Scan the material for the word "阅读材料", and copy each line where it shows up.

Records from a collection
┏━━
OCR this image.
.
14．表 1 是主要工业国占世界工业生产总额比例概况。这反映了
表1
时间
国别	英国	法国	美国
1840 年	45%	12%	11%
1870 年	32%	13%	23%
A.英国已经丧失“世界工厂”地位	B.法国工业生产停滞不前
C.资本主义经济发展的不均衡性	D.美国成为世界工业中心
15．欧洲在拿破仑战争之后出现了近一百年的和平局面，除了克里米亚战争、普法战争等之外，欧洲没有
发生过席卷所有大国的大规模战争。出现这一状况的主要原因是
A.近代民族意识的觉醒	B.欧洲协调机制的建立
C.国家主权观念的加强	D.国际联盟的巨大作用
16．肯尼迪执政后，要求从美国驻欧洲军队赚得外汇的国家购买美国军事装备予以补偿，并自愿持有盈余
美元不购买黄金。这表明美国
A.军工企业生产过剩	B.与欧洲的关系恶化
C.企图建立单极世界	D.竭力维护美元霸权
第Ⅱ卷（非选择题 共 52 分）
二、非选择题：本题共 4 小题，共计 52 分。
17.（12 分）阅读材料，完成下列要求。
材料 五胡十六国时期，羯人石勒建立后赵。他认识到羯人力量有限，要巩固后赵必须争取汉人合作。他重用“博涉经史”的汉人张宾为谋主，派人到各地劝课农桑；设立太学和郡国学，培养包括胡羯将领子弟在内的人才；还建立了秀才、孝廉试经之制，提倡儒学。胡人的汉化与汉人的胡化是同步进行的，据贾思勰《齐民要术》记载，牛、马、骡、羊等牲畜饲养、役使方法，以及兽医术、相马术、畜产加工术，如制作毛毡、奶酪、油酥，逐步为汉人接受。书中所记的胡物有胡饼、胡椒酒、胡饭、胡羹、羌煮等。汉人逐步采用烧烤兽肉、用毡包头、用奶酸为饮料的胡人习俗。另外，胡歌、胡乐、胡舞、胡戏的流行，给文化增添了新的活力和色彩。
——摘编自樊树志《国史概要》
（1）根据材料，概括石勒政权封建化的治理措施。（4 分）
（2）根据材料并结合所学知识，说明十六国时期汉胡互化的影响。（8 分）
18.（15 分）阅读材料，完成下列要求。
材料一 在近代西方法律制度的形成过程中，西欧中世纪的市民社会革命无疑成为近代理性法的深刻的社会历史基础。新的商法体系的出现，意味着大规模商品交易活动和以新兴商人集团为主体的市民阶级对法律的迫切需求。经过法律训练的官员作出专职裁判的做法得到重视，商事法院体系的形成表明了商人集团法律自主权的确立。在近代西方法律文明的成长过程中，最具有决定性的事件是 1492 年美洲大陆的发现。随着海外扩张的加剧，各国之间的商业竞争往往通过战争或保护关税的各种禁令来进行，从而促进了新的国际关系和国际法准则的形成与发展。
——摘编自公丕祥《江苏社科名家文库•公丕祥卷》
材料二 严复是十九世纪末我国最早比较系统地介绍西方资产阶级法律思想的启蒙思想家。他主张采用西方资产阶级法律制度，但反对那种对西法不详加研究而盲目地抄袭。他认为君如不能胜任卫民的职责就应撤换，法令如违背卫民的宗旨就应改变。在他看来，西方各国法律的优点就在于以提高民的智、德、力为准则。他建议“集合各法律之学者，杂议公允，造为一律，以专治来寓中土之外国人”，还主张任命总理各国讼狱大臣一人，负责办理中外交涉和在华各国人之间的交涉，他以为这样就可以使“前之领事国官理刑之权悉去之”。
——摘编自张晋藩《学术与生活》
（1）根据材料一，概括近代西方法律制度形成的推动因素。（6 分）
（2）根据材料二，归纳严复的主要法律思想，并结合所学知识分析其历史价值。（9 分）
┗━━
* **Response**
17.（12 分）阅读材料，完成下列要求。
18.（15 分）阅读材料，完成下列要求。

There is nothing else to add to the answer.